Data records

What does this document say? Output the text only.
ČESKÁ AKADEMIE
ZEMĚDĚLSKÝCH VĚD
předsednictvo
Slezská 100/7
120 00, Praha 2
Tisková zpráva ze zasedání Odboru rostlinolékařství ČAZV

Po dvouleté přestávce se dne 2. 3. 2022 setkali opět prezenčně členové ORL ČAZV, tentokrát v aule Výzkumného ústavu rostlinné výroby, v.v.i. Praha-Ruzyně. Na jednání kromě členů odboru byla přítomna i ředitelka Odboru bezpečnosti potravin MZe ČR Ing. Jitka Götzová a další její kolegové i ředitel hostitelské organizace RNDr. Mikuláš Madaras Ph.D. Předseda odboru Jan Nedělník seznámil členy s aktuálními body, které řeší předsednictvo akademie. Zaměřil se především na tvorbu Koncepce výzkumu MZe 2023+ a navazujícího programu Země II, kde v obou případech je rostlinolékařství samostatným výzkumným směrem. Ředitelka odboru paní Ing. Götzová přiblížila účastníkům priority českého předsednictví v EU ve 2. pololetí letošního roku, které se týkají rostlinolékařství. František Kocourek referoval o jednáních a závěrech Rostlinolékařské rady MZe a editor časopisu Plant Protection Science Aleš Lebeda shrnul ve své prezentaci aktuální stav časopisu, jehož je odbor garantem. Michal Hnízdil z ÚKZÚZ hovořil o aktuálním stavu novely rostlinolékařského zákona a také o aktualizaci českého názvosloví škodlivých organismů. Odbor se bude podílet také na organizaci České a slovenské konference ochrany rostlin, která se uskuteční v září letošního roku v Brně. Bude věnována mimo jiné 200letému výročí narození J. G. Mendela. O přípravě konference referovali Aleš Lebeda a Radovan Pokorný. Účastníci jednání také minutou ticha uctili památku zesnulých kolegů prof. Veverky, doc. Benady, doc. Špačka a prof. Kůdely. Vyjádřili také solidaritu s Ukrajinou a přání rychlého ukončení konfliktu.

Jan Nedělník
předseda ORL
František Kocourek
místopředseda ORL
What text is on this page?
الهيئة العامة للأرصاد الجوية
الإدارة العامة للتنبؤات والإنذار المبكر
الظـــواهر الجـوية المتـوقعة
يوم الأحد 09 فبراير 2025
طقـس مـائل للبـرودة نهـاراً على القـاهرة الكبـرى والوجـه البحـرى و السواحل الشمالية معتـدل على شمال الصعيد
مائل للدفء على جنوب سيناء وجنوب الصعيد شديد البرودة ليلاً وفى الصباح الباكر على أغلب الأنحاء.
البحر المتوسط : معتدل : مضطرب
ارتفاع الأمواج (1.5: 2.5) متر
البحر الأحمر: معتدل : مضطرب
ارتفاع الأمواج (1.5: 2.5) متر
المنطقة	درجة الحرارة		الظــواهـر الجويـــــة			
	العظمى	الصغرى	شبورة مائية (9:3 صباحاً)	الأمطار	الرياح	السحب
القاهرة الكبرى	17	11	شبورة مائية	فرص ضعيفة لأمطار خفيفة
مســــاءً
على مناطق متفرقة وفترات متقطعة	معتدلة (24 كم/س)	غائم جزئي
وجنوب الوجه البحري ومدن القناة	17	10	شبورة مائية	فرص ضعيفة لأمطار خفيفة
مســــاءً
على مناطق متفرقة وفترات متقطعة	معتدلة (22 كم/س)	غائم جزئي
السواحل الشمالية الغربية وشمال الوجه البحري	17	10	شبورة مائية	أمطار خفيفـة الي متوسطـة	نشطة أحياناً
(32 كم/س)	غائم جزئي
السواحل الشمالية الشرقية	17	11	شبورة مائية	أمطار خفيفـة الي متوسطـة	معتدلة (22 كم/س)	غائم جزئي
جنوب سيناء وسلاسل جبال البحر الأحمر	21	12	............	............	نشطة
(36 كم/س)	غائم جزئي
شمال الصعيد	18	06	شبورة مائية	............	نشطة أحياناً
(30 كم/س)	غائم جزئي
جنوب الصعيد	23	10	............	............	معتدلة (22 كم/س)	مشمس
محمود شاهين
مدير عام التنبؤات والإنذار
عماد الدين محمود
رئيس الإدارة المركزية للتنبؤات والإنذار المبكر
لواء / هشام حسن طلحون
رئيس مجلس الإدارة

WHAT THE TASK REQUIRES >> How many lines of the records contain the string "السواحل"? Respond with the number alone.

TASK RESPONSE >> 3